───── Material for this task ─────

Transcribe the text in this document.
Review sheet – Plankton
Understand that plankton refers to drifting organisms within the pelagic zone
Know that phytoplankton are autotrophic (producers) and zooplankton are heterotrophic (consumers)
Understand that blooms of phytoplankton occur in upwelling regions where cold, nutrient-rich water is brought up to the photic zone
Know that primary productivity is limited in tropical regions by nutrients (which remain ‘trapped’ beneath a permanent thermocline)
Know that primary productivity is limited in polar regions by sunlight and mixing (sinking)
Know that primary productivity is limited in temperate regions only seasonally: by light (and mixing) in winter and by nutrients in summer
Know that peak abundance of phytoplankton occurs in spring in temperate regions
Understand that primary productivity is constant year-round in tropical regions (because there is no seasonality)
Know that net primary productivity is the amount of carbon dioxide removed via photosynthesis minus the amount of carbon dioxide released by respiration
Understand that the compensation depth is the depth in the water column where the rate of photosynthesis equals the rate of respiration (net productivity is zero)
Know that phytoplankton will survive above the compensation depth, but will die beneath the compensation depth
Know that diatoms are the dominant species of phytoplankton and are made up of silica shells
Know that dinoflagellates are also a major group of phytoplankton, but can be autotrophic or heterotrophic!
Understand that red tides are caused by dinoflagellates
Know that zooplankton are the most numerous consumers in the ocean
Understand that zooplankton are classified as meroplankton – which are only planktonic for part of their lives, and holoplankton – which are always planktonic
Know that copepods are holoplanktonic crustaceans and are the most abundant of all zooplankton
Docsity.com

─────

* [Aim]: Set down the material above again, word for word.

* [Worked answer]:
Transcribe the text in this document.
Review sheet – Plankton
Understand that plankton refers to drifting organisms within the pelagic zone
Know that phytoplankton are autotrophic (producers) and zooplankton are heterotrophic (consumers)
Understand that blooms of phytoplankton occur in upwelling regions where cold, nutrient-rich water is brought up to the photic zone
Know that primary productivity is limited in tropical regions by nutrients (which remain ‘trapped’ beneath a permanent thermocline)
Know that primary productivity is limited in polar regions by sunlight and mixing (sinking)
Know that primary productivity is limited in temperate regions only seasonally: by light (and mixing) in winter and by nutrients in summer
Know that peak abundance of phytoplankton occurs in spring in temperate regions
Understand that primary productivity is constant year-round in tropical regions (because there is no seasonality)
Know that net primary productivity is the amount of carbon dioxide removed via photosynthesis minus the amount of carbon dioxide released by respiration
Understand that the compensation depth is the depth in the water column where the rate of photosynthesis equals the rate of respiration (net productivity is zero)
Know that phytoplankton will survive above the compensation depth, but will die beneath the compensation depth
Know that diatoms are the dominant species of phytoplankton and are made up of silica shells
Know that dinoflagellates are also a major group of phytoplankton, but can be autotrophic or heterotrophic!
Understand that red tides are caused by dinoflagellates
Know that zooplankton are the most numerous consumers in the ocean
Understand that zooplankton are classified as meroplankton – which are only planktonic for part of their lives, and holoplankton – which are always planktonic
Know that copepods are holoplanktonic crustaceans and are the most abundant of all zooplankton
Docsity.com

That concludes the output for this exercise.